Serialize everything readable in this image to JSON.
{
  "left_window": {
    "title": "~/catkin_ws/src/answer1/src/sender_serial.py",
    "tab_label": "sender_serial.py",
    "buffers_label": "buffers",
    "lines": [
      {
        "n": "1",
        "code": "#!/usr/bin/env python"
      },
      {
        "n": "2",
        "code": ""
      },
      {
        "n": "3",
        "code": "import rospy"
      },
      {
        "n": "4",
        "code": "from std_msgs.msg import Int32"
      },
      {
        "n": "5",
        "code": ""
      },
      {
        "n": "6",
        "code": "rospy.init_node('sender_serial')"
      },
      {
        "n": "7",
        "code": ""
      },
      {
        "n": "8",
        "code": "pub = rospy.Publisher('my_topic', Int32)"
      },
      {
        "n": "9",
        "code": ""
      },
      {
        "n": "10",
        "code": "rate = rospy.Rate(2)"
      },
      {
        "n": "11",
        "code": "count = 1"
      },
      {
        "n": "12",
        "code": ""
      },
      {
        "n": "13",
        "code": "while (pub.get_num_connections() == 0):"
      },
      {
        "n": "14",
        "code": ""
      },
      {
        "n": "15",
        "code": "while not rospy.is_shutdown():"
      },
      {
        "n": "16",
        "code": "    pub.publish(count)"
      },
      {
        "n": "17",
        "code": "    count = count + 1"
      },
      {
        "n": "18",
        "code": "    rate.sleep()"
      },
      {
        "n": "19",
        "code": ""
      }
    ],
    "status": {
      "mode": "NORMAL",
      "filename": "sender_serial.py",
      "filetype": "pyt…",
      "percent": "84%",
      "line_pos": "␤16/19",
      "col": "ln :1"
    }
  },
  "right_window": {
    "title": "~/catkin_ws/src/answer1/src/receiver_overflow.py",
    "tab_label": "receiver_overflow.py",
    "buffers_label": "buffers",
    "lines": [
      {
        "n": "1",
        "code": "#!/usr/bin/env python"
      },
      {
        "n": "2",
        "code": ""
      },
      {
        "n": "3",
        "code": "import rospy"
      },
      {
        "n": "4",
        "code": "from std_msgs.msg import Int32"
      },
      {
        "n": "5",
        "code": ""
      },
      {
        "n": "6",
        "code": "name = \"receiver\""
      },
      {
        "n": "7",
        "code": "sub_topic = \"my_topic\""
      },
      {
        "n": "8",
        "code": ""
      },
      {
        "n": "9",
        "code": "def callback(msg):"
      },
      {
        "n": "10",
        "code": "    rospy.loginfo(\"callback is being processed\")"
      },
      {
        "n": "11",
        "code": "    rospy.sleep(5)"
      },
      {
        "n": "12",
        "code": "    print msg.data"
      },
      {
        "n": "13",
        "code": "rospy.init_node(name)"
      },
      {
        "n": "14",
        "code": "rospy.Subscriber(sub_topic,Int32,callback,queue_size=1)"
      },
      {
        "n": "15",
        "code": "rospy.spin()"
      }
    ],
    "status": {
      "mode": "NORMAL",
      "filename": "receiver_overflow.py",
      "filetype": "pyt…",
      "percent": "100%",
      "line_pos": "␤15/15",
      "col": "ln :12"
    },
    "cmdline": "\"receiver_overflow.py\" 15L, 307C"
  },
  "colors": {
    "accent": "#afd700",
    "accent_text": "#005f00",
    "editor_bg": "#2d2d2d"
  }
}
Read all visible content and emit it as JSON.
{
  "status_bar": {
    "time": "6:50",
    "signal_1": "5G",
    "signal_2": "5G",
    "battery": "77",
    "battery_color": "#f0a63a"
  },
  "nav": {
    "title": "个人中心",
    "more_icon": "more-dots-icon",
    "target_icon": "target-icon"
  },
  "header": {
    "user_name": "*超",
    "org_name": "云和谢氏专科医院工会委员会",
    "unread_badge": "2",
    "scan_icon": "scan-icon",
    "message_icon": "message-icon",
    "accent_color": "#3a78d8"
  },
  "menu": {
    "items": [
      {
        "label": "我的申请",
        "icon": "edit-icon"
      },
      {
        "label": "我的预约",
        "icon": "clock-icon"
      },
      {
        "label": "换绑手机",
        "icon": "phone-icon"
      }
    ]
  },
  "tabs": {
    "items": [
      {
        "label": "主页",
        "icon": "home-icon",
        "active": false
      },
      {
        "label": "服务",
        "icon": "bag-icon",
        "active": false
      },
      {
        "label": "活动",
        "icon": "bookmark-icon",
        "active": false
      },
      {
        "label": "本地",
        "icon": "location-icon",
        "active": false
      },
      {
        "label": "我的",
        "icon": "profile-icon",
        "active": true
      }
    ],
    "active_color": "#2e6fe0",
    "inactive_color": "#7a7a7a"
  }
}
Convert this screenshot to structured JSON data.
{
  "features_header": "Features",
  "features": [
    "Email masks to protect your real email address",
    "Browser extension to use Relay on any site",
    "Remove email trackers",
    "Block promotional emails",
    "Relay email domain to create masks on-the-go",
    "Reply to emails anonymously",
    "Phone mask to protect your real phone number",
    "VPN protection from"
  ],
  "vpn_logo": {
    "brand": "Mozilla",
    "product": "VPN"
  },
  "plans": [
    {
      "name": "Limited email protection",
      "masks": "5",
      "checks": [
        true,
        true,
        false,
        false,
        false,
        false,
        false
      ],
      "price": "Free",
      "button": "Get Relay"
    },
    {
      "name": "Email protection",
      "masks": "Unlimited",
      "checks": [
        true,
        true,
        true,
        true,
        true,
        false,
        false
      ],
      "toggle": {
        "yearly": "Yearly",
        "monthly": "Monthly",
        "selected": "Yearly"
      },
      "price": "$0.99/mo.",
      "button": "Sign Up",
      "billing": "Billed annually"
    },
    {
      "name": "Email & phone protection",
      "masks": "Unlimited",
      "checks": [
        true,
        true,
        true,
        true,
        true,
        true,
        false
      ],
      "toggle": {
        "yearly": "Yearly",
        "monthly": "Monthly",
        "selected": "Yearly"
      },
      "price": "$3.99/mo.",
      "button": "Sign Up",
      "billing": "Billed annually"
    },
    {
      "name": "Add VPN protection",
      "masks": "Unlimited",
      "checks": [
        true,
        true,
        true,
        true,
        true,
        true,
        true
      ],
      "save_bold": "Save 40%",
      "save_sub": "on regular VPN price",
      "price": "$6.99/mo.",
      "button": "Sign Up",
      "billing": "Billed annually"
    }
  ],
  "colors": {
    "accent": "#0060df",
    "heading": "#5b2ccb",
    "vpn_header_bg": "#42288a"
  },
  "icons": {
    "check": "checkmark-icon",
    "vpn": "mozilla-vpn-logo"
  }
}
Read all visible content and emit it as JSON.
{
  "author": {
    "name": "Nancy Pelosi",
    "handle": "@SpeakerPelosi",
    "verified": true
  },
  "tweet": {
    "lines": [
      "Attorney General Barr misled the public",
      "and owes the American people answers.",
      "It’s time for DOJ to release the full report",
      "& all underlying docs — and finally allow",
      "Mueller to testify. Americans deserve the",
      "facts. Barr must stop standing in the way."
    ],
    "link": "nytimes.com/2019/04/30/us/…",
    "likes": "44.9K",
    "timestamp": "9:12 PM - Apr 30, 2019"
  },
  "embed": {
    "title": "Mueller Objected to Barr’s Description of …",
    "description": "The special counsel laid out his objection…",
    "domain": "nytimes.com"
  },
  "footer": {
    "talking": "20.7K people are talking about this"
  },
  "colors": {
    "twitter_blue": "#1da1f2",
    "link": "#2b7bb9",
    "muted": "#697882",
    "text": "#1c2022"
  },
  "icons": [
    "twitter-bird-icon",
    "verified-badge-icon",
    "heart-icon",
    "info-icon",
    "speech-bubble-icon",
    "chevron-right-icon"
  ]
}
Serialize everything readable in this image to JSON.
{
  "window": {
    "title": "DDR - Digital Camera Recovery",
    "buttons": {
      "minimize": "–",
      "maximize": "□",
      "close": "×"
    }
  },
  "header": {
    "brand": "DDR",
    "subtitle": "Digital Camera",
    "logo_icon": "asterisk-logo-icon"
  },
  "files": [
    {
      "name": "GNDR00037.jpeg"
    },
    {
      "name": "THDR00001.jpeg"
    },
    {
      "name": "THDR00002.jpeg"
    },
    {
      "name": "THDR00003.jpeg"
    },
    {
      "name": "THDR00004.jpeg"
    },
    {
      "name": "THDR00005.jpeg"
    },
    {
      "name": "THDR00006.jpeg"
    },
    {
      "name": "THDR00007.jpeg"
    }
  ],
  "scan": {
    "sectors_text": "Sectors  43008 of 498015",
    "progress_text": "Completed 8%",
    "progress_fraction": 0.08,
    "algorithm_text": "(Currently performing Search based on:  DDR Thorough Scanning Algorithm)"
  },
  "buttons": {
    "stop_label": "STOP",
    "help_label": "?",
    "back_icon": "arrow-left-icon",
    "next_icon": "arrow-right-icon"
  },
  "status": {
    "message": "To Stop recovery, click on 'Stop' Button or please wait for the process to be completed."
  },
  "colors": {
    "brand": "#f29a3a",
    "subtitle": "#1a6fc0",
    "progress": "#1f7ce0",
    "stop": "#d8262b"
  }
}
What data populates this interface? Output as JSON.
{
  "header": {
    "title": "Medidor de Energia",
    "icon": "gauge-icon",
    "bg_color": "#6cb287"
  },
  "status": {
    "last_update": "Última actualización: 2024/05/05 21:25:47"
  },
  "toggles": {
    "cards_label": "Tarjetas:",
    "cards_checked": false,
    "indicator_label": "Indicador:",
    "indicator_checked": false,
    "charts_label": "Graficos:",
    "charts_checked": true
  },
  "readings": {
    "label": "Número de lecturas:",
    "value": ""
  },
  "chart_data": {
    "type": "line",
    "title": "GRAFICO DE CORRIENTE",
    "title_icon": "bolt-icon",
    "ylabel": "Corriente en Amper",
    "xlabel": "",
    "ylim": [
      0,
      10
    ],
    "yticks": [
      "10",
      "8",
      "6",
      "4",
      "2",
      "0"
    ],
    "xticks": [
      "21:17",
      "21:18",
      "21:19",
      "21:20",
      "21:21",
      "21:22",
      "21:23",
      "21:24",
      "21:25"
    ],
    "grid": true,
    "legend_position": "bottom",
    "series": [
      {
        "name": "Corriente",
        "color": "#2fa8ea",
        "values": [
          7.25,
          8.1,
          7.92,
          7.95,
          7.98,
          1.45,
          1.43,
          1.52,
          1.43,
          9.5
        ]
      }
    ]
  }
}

• Task statement:
Pick every line with "subtitle" in it and copy it.

• Task answer:
    "subtitle": "Digital Camera",
    "subtitle": "#1a6fc0",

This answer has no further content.